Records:
————
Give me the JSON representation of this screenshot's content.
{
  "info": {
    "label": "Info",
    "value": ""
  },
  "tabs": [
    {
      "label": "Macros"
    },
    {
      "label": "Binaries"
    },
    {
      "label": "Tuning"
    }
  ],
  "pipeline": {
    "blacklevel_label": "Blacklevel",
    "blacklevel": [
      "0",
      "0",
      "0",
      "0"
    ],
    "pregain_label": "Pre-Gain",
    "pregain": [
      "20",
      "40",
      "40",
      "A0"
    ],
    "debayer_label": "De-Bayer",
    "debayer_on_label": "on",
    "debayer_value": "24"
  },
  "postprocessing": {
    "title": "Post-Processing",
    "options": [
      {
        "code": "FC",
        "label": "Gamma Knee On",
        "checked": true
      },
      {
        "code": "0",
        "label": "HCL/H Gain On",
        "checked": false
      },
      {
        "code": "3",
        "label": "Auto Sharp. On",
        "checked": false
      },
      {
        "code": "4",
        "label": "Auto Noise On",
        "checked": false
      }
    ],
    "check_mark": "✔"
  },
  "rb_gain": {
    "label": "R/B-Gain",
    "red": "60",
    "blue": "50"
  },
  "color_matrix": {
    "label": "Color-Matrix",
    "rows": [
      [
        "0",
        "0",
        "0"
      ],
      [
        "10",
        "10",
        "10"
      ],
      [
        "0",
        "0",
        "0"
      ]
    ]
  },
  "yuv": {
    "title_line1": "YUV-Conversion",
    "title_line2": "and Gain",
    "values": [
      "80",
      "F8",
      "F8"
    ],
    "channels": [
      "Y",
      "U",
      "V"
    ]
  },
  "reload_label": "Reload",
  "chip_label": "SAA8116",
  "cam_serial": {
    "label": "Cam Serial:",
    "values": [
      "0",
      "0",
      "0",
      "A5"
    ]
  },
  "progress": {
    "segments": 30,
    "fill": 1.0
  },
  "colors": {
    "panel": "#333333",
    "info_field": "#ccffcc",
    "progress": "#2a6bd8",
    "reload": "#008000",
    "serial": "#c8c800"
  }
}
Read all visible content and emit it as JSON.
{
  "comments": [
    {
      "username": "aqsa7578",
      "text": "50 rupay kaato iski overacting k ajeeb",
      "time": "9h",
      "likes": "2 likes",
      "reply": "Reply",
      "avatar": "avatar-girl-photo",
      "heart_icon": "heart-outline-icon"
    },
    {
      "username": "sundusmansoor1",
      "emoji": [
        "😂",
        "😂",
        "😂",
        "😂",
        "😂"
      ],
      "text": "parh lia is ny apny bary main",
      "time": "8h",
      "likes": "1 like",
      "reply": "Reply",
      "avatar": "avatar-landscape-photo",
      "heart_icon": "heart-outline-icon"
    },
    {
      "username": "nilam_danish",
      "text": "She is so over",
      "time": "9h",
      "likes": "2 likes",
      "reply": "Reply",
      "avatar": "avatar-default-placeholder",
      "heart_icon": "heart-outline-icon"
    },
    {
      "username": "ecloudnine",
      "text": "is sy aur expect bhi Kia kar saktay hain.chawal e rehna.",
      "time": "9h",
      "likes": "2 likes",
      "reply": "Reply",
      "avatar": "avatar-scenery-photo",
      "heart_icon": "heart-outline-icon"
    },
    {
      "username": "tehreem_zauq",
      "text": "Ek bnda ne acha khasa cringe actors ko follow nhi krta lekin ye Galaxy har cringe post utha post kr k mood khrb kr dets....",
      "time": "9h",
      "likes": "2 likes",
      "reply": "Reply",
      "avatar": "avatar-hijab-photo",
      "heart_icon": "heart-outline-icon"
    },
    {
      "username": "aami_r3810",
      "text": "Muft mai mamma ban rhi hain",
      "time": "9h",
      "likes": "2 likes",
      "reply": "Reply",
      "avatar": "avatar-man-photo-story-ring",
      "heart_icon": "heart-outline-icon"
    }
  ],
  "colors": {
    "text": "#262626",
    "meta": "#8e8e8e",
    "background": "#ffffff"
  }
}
————
### [STATED GOAL]
Please list every line of the records that contains "username".

### [TASK RESPONSE]
      "username": "aqsa7578",
      "username": "sundusmansoor1",
      "username": "nilam_danish",
      "username": "ecloudnine",
      "username": "tehreem_zauq",
      "username": "aami_r3810",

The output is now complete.